____ DATASET RECORDS
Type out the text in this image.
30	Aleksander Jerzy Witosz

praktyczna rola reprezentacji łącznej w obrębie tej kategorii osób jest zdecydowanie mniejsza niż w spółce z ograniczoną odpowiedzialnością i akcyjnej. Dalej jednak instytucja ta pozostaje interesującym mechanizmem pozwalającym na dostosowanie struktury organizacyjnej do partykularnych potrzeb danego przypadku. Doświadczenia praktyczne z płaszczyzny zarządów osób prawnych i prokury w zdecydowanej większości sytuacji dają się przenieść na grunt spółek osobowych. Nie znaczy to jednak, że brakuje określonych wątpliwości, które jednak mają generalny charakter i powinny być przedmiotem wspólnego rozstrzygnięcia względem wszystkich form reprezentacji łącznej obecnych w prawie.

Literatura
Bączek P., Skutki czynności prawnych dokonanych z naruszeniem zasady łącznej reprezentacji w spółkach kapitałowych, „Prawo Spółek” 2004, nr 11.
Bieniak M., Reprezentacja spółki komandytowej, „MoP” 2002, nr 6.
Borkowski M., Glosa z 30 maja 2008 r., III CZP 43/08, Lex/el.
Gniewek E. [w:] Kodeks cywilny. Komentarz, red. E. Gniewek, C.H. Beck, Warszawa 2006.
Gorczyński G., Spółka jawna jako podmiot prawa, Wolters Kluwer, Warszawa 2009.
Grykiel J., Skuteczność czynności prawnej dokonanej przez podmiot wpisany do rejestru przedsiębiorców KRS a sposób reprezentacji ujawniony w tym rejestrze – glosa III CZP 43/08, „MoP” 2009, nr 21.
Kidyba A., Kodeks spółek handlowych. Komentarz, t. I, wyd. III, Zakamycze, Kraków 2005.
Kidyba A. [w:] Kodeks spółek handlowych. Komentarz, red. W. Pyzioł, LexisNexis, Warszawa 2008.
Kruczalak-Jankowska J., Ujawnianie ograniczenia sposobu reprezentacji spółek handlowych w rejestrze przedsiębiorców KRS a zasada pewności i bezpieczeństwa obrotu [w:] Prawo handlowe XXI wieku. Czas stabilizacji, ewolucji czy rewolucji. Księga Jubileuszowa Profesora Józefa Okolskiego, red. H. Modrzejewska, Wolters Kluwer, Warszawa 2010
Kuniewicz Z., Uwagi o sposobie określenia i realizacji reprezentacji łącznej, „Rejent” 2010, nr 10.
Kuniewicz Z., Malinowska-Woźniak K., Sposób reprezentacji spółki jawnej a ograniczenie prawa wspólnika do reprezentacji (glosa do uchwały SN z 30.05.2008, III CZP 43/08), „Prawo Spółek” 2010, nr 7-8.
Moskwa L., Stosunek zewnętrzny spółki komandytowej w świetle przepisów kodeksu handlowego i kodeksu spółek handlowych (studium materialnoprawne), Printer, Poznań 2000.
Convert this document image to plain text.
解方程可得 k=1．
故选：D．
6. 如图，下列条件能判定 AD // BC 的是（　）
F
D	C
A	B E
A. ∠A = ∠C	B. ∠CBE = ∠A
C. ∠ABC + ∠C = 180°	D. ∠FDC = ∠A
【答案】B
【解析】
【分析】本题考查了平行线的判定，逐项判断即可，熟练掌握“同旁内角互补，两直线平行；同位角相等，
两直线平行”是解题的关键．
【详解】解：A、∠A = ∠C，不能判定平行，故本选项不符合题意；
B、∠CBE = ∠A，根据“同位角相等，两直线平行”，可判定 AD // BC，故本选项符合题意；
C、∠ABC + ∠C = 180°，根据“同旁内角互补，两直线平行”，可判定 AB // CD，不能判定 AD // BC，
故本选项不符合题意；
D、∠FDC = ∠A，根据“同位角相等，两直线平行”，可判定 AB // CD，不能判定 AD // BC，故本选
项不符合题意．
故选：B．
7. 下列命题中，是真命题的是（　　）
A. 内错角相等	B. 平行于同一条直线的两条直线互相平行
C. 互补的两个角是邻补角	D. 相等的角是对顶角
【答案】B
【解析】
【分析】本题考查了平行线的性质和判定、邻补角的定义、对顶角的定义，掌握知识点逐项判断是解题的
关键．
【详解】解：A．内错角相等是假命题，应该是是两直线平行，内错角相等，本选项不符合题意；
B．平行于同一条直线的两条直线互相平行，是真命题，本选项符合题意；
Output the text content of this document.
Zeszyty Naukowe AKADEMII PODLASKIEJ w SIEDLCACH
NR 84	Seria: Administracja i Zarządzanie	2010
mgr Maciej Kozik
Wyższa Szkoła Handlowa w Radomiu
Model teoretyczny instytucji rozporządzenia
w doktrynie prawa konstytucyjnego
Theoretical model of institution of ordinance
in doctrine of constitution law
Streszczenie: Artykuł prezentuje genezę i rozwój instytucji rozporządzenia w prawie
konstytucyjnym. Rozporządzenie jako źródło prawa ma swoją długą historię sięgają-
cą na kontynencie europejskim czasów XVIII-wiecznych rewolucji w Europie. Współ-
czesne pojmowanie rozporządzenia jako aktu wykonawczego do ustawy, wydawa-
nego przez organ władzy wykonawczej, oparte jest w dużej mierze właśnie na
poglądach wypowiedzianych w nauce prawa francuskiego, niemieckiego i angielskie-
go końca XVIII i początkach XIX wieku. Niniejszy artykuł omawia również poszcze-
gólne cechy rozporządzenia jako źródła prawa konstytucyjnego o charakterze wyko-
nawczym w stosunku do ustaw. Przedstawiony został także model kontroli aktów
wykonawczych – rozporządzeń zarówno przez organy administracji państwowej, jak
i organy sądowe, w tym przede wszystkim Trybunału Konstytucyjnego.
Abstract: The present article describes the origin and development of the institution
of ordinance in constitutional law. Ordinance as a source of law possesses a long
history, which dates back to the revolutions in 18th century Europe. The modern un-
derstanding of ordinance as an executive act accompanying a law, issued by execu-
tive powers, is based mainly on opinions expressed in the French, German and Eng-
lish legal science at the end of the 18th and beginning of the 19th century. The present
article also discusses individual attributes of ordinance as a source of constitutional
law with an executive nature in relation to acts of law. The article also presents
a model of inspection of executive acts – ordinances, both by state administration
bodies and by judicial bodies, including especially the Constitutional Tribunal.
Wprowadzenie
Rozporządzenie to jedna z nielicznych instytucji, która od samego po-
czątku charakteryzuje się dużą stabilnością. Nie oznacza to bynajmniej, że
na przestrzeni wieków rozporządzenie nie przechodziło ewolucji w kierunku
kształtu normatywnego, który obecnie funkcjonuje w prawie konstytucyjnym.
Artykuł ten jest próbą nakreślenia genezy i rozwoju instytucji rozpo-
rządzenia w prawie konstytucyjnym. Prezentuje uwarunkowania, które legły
________
Give only the number of lines in the data that include the string "Prawo".

3